Exercise aim >>
Collect all lines containing the word "title" from the data.

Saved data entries
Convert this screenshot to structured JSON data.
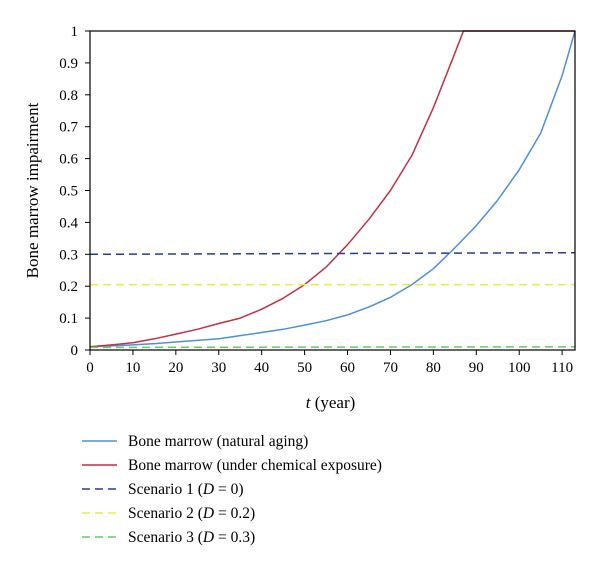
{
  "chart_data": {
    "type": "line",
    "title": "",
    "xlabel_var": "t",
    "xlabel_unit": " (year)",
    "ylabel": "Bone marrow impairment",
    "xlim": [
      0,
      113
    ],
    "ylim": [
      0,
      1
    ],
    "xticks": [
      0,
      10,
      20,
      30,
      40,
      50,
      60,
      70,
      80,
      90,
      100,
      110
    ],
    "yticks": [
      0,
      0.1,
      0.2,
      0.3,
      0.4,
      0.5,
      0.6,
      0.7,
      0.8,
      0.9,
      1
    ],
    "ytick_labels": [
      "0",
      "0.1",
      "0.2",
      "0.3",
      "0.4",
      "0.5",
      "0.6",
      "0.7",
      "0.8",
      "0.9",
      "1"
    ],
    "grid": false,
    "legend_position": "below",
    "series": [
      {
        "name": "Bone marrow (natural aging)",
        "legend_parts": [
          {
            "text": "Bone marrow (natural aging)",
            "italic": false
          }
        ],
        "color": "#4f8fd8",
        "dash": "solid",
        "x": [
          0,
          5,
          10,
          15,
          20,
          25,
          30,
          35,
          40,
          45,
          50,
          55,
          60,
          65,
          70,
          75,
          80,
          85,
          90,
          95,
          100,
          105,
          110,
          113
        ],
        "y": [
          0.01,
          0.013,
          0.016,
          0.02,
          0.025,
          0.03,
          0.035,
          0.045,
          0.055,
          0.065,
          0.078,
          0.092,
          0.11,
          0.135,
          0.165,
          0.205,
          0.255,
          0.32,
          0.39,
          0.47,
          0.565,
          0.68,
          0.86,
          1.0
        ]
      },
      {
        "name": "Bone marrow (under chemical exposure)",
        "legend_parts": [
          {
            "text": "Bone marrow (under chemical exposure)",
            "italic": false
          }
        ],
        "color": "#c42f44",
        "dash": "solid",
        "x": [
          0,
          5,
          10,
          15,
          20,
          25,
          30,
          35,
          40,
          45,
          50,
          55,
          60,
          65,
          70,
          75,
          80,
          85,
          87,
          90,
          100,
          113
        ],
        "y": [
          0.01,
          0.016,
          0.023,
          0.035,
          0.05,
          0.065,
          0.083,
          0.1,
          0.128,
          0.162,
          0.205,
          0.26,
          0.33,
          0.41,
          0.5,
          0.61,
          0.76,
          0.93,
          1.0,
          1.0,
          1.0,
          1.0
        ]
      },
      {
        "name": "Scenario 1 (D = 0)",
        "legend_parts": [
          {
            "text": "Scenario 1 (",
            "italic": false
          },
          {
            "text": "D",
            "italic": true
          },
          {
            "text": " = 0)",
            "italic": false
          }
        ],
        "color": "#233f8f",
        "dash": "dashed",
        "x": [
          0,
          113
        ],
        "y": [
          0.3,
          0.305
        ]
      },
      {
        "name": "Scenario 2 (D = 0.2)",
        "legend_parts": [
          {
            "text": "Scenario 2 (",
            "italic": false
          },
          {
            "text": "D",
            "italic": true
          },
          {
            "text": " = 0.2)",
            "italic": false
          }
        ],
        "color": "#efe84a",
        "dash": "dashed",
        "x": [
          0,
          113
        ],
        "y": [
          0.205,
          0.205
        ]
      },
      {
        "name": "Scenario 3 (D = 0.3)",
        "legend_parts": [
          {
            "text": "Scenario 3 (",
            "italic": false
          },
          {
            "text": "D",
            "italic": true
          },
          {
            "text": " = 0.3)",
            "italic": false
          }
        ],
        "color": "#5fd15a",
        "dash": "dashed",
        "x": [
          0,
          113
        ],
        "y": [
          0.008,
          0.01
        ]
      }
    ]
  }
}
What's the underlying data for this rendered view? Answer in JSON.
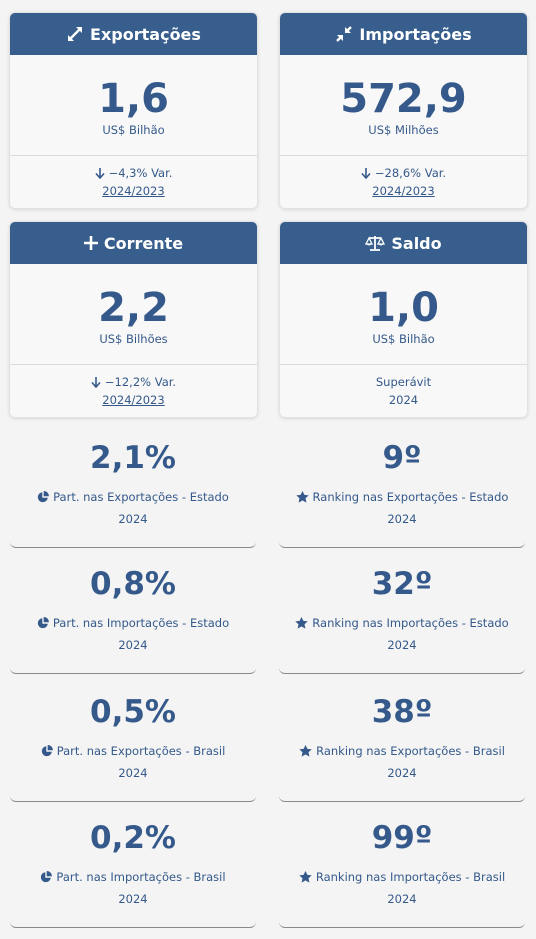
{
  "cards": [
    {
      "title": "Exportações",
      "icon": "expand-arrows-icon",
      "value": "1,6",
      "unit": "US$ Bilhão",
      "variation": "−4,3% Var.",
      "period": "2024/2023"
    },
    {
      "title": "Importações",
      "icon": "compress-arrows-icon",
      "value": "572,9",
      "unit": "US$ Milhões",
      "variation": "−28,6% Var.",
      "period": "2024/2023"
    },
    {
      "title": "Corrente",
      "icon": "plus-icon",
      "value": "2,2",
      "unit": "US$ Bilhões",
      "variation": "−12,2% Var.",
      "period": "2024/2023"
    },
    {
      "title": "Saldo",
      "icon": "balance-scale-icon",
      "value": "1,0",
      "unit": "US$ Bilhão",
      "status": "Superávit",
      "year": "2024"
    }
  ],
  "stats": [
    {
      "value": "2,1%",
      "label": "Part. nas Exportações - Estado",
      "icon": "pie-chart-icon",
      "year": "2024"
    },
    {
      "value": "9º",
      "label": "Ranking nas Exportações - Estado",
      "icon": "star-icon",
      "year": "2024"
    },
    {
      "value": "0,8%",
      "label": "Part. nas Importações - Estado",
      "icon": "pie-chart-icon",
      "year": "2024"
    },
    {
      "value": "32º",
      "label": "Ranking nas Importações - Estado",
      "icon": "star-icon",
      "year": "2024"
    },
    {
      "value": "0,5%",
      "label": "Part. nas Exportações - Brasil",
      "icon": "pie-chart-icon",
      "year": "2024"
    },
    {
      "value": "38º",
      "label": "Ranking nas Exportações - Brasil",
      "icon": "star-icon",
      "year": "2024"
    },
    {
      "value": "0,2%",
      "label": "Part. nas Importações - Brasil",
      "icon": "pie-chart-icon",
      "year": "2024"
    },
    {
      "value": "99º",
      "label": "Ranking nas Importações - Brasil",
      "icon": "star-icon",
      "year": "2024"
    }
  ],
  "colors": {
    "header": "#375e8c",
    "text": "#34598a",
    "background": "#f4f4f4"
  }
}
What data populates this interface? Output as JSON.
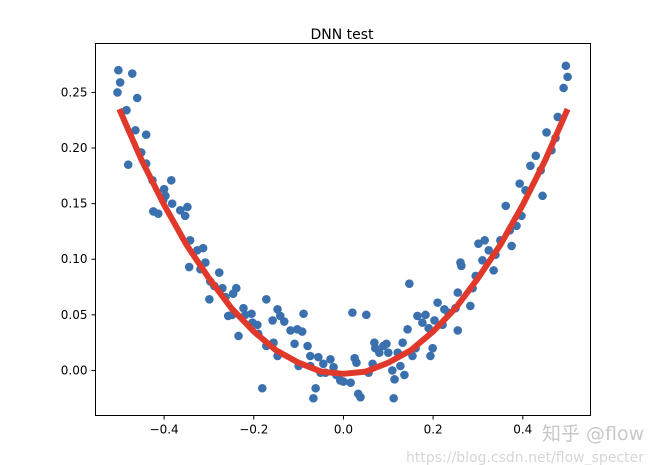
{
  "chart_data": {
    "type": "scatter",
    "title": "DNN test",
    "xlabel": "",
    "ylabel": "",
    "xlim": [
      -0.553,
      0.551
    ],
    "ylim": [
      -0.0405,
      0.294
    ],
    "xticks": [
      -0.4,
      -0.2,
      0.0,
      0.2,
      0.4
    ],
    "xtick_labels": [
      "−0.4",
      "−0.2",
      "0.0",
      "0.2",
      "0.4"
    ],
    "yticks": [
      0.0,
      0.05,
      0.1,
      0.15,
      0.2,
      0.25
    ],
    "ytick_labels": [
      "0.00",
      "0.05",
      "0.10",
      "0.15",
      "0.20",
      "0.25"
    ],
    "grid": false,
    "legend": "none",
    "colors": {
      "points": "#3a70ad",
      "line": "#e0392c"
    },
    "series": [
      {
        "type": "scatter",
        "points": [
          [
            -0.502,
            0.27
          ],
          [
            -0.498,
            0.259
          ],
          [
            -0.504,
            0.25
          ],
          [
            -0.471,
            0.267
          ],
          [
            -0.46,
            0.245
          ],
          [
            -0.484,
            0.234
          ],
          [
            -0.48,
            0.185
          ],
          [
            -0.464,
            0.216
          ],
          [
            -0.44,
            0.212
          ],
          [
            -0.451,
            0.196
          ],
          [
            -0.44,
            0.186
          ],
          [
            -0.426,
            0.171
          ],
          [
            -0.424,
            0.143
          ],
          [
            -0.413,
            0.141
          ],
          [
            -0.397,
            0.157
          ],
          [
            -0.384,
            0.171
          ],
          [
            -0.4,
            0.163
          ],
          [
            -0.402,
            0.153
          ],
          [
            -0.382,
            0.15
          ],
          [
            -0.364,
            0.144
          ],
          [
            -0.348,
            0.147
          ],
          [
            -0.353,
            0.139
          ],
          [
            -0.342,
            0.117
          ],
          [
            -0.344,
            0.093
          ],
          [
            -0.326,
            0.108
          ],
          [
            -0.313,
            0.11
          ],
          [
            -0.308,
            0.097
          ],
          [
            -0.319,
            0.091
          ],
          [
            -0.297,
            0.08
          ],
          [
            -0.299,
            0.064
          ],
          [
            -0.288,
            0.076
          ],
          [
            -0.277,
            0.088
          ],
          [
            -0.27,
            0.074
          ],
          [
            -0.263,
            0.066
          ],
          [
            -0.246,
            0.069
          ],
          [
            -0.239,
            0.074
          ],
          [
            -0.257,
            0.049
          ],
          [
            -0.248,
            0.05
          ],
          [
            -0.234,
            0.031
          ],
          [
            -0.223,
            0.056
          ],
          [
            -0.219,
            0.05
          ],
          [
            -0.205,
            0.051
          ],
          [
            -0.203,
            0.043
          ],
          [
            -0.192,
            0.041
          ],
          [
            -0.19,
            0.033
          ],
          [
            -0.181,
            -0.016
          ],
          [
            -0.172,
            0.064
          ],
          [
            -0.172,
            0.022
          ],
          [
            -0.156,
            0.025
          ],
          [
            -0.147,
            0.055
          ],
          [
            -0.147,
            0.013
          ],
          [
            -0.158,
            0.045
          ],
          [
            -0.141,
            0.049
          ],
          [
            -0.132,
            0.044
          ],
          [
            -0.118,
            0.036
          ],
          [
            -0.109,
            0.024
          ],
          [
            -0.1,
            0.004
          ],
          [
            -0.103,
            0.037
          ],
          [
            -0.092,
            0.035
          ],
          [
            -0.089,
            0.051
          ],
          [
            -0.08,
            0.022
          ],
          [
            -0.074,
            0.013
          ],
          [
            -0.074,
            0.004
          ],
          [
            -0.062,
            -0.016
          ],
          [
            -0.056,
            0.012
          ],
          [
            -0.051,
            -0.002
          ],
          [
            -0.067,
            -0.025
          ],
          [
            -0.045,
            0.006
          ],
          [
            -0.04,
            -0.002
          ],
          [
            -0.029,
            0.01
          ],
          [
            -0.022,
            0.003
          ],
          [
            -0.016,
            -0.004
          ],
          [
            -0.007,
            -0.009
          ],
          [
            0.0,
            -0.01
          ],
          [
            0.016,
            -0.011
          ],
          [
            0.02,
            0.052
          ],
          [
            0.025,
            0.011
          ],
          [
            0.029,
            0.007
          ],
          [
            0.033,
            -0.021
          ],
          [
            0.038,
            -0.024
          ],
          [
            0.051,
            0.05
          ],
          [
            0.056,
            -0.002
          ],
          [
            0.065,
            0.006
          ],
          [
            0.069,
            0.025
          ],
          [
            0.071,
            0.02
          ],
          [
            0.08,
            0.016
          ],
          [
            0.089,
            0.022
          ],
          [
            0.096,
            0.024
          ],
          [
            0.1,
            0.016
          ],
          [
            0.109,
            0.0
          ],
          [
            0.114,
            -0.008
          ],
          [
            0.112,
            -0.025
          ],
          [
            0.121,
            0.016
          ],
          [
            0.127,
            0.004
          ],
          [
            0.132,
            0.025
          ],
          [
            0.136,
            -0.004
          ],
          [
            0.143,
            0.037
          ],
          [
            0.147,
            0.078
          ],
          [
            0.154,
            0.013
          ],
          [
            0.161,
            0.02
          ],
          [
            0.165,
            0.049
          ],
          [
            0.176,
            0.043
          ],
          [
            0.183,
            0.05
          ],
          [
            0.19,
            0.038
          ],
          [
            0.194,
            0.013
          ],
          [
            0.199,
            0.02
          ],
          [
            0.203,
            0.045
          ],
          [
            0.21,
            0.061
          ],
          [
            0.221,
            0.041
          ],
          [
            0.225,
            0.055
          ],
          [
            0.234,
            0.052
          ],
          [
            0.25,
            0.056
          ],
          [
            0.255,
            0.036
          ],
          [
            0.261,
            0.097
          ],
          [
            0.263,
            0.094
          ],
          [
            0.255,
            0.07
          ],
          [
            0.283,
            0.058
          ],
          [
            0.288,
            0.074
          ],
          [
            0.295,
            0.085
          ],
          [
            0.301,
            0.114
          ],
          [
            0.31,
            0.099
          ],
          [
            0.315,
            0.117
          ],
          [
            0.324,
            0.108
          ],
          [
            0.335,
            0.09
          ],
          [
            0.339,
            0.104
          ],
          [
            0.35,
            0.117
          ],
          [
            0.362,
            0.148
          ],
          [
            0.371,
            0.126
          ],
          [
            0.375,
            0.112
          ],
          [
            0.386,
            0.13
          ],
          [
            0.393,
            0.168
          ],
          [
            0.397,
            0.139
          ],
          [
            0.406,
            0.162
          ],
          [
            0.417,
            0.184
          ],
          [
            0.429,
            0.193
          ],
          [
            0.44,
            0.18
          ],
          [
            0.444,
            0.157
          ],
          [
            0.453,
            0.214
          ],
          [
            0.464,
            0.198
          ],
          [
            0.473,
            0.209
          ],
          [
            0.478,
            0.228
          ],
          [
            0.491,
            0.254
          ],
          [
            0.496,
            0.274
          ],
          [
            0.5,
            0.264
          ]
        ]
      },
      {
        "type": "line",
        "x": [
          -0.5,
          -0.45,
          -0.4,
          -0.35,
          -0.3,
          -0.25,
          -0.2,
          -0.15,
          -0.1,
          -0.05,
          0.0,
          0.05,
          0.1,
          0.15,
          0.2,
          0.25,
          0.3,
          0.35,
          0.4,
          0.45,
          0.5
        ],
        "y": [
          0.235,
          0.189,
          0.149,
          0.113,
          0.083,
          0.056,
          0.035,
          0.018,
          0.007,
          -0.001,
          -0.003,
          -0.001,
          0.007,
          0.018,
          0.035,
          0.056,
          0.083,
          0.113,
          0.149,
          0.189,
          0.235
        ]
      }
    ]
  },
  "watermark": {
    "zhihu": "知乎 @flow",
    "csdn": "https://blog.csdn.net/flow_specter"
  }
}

Result for this task >>
    "title": "",
      "title": "Exportações",
      "title": "Importações",
      "title": "Corrente",
      "title": "Saldo",
    "title": "DNN test",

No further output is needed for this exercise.